ZIEL DER AUFGABE.
Welches Start-up-Unternehmen wurde laut dem Dokumentauszug über Unternehmensgründungen von adidas aufgekauft? Nennen Sie bitte nur den Namen.

DOKUMENTAUSZUG.

-*-

Die meisten Gründungen passieren ab 40+. Warum so spät?
Hier muss man genau differenzieren. Bei hochinnovativen und technologieorientierten Gründungen, von denen wir hier hauptsächlich sprechen, sind die Gründerpersonen meist deutlich jünger. Sie sind eher offen für Neues und bereit, ein größeres Risiko zu tragen. Diese Gründerinnen und Gründer kommen tendenziell aus der Forschung, zum Beispiel nach Abschluss eines Doktoratsstudiums.

Viele der neugegründeten Startups verschwinden in den ersten Jahren wieder. Warum?
Man spricht immer wieder vom Gründerboom, jedoch von Unternehmen, die sich auflösen, hört man relativ wenig. Ein möglicher Grund ist, dass österreichische Start-ups im internationalen Vergleich eine hohe Überlebensquote aufweisen. Häufig verbindet man mit Unternehmensexit das Scheitern von Unternehmen, etwa aufgrund eines Konkurses. Ein Unternehmens-Exit kann aber auch sehr positiv sein. Beispielsweise wurde das Start-up-Unternehmen runtastic von adidas aufgekauft. Das Unternehmen bleibt auf diese Weise bestehen, es gibt aber viel mehr Ressourcen, um die Produkte und die Ideen weiterzuentwickeln. Da Unternehmens-Exit und Wiedereinstieg wenig beforscht werden, haben wir uns gemeinsam mit Robert Breitenecker, Zulaicha Parastuty und Malgorzata Wdowiak dieses Themas angenommen.

Was ist aus Forschersicht an einem Unternehmens-Exit interessant?

-*-

AUSZÜGE DER DATENSÄTZE.
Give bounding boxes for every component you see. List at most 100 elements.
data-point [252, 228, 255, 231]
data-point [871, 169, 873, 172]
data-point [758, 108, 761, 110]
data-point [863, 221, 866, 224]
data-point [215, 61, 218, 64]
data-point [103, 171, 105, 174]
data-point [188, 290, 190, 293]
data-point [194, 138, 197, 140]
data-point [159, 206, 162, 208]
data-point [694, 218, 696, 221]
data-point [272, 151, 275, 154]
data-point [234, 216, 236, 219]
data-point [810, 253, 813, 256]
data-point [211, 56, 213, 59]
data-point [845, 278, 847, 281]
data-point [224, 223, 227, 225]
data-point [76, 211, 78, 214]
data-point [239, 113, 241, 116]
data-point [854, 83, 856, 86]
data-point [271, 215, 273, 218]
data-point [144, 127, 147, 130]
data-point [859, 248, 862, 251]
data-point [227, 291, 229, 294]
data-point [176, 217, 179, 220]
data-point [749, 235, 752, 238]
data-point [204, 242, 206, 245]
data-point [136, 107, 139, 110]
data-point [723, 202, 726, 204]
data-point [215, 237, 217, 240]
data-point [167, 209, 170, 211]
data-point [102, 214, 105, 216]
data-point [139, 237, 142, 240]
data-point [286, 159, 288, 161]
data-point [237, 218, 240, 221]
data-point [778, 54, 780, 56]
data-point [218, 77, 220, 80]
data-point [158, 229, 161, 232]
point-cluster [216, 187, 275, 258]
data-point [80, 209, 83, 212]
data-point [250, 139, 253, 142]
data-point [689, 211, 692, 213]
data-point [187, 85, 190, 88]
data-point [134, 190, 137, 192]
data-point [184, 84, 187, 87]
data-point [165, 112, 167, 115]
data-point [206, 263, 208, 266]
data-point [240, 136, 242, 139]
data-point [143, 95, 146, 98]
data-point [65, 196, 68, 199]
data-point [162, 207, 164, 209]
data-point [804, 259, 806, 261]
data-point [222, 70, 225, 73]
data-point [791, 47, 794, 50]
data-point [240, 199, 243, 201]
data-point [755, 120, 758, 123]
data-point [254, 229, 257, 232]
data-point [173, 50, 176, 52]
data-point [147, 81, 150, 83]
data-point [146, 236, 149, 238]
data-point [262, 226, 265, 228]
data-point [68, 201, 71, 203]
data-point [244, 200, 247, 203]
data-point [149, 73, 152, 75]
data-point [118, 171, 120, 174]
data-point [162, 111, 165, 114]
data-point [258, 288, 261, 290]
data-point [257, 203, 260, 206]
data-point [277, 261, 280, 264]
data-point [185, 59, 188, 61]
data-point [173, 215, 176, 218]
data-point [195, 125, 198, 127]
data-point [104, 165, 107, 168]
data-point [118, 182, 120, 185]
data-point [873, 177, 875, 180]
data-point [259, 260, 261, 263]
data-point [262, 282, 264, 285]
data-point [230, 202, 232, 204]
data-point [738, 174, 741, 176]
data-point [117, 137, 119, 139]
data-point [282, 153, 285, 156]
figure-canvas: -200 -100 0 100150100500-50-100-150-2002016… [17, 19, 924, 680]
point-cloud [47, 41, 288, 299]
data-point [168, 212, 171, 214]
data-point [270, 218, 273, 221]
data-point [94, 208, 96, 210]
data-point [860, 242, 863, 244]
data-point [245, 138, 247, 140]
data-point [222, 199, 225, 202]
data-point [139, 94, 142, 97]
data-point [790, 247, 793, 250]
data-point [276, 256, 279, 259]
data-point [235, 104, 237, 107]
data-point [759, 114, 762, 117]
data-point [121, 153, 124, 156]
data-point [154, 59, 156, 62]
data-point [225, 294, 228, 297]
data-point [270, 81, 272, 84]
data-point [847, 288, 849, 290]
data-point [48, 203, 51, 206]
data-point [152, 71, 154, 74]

-*-

ERGEBNIS DER AUFGABE.
runtastic